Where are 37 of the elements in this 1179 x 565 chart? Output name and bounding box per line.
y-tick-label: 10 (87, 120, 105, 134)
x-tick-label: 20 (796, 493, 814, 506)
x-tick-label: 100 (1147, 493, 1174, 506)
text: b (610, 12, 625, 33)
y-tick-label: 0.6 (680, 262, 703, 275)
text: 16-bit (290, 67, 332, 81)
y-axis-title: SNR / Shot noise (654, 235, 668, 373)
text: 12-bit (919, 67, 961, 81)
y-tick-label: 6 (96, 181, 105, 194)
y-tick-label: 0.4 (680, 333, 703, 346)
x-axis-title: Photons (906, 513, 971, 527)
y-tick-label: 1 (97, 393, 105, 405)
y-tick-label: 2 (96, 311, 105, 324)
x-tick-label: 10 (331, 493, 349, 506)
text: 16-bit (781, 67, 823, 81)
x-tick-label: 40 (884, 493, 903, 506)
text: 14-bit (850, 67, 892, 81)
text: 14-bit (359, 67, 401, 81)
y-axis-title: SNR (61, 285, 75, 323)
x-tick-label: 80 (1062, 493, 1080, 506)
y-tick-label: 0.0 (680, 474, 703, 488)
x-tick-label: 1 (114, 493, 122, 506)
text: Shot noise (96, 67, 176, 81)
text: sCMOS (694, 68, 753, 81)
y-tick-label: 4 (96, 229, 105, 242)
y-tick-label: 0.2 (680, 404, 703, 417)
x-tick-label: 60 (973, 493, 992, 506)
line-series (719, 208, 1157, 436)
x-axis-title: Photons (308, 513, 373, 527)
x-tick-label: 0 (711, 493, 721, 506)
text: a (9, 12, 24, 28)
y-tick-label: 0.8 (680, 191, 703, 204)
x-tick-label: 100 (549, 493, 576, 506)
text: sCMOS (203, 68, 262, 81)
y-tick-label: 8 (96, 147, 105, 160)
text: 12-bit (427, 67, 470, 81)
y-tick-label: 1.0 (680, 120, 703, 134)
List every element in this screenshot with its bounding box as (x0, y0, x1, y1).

#####

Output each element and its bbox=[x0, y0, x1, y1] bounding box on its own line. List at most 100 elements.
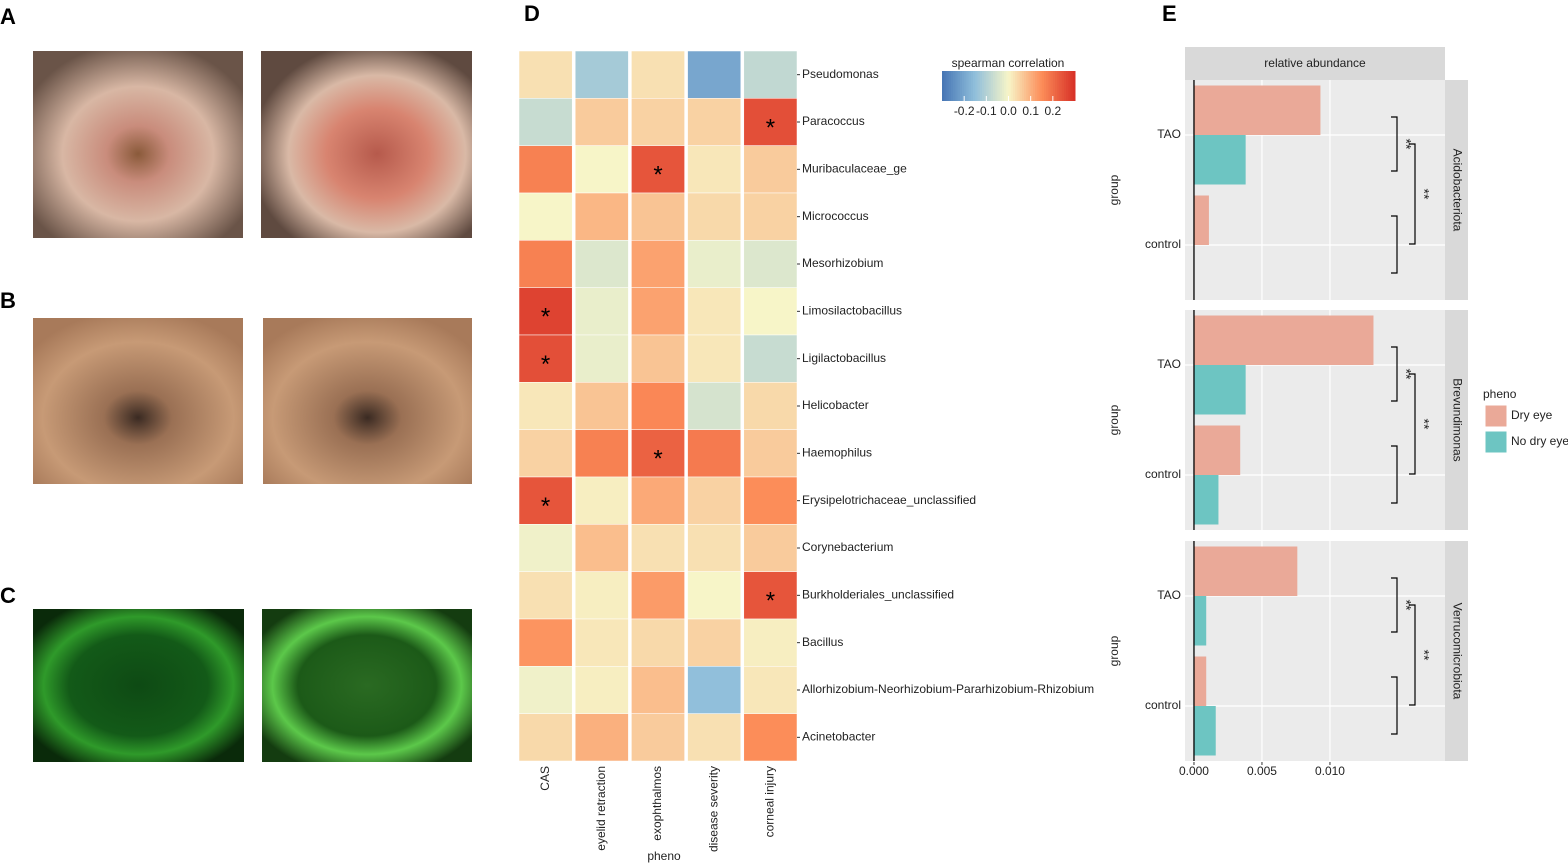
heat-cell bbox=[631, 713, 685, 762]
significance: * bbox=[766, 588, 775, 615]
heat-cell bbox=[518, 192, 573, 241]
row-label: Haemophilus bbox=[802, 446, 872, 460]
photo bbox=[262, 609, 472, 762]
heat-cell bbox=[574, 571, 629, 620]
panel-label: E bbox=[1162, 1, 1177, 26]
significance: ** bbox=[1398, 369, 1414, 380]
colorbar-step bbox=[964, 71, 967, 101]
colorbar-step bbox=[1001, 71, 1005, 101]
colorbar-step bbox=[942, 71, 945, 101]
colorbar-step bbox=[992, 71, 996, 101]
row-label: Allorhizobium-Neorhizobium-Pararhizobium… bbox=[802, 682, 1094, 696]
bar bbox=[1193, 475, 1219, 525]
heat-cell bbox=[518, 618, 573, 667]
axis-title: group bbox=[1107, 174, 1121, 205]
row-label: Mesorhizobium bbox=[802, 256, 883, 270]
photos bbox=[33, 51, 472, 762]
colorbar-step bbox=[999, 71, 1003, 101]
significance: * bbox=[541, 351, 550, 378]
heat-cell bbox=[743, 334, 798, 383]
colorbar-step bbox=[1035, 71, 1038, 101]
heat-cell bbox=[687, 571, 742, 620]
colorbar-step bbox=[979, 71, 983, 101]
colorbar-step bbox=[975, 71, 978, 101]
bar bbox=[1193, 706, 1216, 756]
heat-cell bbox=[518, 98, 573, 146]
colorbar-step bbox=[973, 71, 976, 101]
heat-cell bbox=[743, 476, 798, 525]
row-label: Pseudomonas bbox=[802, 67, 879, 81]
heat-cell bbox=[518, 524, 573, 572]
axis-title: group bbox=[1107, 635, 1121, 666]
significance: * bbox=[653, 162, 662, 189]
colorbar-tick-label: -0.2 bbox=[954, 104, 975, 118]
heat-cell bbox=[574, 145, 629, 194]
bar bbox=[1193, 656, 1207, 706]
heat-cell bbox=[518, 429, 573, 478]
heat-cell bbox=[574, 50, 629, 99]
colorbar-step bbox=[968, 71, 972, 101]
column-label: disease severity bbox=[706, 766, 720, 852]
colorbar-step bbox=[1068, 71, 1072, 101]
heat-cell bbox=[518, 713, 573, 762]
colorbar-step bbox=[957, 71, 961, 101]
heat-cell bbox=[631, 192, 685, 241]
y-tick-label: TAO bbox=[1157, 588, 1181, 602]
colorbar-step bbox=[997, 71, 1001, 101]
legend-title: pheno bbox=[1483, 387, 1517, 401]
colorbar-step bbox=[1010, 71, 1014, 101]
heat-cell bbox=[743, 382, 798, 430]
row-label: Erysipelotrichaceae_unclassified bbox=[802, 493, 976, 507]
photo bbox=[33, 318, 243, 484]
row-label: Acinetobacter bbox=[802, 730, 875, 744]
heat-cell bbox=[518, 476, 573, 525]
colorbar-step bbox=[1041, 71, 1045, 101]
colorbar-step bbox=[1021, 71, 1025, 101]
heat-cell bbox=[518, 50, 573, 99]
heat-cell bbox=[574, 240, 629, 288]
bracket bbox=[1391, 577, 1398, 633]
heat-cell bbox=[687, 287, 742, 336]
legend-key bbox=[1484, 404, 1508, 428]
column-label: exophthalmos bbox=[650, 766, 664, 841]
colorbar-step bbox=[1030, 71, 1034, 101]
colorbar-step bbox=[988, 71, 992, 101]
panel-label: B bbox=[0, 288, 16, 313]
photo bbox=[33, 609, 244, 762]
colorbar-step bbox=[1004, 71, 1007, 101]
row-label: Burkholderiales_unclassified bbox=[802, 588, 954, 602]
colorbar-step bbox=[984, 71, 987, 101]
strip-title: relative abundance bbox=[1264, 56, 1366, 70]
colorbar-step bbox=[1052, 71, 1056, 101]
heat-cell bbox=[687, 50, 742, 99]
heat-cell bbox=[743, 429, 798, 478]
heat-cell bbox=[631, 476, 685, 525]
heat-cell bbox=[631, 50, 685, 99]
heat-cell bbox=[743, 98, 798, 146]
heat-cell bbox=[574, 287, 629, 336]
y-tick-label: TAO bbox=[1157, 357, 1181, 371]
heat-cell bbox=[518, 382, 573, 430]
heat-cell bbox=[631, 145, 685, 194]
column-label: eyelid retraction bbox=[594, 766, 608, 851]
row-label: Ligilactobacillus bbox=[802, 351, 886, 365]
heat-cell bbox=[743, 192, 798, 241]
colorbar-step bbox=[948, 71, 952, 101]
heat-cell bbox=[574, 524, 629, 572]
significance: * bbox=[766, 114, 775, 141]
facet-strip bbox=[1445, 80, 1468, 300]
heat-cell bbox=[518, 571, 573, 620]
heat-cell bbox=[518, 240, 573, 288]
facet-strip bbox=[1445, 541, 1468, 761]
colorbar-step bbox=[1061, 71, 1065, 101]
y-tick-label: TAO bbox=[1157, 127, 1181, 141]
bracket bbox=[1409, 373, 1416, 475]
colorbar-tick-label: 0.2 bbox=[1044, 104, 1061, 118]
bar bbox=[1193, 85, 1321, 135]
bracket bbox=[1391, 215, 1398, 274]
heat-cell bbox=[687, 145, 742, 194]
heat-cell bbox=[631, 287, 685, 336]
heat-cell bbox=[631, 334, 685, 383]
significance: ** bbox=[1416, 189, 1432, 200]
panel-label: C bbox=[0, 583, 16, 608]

#####

* [Aim]:
Quote the items from the line containing "heat-cell bbox=[631, 713, 685, 762]" through the line containing "colorbar-tick-label: -0.2 bbox=[954, 104, 975, 118]", inclusive.

* [Response below]:
heat-cell bbox=[631, 713, 685, 762]
significance: * bbox=[766, 588, 775, 615]
heat-cell bbox=[518, 192, 573, 241]
row-label: Haemophilus bbox=[802, 446, 872, 460]
photo bbox=[262, 609, 472, 762]
heat-cell bbox=[574, 571, 629, 620]
panel-label: E bbox=[1162, 1, 1177, 26]
significance: ** bbox=[1398, 369, 1414, 380]
colorbar-step bbox=[964, 71, 967, 101]
colorbar-step bbox=[1001, 71, 1005, 101]
colorbar-step bbox=[942, 71, 945, 101]
colorbar-step bbox=[992, 71, 996, 101]
row-label: Allorhizobium-Neorhizobium-Pararhizobium… bbox=[802, 682, 1094, 696]
bar bbox=[1193, 475, 1219, 525]
heat-cell bbox=[518, 618, 573, 667]
axis-title: group bbox=[1107, 174, 1121, 205]
row-label: Mesorhizobium bbox=[802, 256, 883, 270]
photos bbox=[33, 51, 472, 762]
colorbar-step bbox=[999, 71, 1003, 101]
significance: * bbox=[541, 351, 550, 378]
heat-cell bbox=[743, 334, 798, 383]
colorbar-step bbox=[1035, 71, 1038, 101]
heat-cell bbox=[687, 571, 742, 620]
colorbar-step bbox=[979, 71, 983, 101]
colorbar-step bbox=[975, 71, 978, 101]
bar bbox=[1193, 706, 1216, 756]
heat-cell bbox=[518, 98, 573, 146]
colorbar-step bbox=[973, 71, 976, 101]
heat-cell bbox=[743, 476, 798, 525]
row-label: Pseudomonas bbox=[802, 67, 879, 81]
heat-cell bbox=[518, 524, 573, 572]
axis-title: group bbox=[1107, 635, 1121, 666]
significance: * bbox=[653, 162, 662, 189]
colorbar-tick-label: -0.2 bbox=[954, 104, 975, 118]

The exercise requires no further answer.